**Written problem**. Each line that includes "RSRP" counts once; give the total and nothing besides.

Dataset rows about figures

☆ ☆ ☆

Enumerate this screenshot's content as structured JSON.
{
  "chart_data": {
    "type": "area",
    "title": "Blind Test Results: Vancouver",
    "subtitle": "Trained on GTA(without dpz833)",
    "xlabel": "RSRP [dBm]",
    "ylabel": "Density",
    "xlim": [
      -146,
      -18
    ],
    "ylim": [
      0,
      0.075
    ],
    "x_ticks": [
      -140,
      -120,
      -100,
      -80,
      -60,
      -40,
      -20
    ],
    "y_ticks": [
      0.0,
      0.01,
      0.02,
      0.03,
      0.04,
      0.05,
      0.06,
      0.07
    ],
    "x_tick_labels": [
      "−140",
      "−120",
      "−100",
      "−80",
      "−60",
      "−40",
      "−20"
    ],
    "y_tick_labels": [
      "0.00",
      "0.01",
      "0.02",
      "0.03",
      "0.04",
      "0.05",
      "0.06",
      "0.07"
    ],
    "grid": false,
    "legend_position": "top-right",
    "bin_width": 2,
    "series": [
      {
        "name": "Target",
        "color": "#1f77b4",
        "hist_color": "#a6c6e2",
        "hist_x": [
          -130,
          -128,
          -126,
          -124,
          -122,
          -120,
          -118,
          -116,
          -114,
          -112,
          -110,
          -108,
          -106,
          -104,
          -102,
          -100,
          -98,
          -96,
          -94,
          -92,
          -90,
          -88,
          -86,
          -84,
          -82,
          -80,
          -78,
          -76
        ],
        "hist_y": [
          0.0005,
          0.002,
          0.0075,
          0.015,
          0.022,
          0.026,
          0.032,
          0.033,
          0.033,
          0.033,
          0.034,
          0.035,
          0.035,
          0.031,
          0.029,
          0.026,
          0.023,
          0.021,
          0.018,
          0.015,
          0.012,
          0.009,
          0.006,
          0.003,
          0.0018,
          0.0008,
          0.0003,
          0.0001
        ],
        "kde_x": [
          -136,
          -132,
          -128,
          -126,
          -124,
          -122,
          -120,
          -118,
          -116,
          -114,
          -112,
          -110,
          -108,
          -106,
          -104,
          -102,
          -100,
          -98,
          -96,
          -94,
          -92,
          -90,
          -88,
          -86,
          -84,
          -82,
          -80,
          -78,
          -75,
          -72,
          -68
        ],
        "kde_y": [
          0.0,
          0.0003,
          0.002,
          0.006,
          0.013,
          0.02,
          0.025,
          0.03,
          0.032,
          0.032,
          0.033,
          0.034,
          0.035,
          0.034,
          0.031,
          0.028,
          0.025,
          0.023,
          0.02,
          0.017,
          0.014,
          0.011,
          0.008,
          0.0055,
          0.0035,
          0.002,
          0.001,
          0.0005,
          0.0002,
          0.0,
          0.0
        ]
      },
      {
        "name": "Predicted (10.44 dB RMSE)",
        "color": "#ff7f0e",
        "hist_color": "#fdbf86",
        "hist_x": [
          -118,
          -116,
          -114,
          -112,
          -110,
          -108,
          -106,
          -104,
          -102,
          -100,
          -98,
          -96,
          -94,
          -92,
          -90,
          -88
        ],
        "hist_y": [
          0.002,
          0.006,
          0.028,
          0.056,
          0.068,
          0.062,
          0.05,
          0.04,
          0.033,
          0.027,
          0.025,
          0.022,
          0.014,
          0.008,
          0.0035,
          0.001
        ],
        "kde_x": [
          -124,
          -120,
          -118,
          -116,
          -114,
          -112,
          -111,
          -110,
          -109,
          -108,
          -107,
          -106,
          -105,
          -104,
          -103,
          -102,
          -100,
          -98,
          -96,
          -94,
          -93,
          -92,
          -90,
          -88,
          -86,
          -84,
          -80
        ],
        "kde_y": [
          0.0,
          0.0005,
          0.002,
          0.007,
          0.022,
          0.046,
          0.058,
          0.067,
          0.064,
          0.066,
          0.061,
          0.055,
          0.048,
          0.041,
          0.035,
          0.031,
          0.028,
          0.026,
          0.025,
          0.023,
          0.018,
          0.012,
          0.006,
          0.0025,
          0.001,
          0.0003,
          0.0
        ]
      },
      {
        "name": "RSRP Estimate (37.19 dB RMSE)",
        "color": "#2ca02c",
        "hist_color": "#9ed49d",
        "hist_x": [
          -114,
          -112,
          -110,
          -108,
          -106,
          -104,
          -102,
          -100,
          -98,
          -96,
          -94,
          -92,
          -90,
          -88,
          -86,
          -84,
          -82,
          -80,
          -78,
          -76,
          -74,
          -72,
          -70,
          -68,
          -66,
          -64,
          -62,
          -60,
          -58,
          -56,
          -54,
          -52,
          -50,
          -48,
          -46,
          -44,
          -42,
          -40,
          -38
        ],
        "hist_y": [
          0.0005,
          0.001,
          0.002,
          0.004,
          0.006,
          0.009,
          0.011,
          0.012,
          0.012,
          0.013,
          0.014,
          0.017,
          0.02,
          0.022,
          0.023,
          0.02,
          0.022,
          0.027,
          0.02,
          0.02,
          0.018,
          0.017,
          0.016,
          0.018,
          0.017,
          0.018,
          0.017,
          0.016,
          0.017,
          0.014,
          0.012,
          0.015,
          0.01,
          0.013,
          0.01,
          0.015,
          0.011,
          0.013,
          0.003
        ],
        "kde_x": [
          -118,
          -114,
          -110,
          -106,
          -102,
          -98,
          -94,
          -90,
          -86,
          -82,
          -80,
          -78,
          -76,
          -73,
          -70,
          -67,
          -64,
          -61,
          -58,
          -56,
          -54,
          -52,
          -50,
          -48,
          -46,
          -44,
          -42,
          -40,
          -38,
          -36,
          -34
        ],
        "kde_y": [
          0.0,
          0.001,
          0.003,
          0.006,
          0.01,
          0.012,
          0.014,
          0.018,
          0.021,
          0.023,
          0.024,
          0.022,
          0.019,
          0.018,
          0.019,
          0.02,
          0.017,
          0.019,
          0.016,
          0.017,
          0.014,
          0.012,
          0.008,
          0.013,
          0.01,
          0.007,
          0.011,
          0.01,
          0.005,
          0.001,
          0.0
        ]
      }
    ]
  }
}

☆ ☆ ☆

**Full response**. 2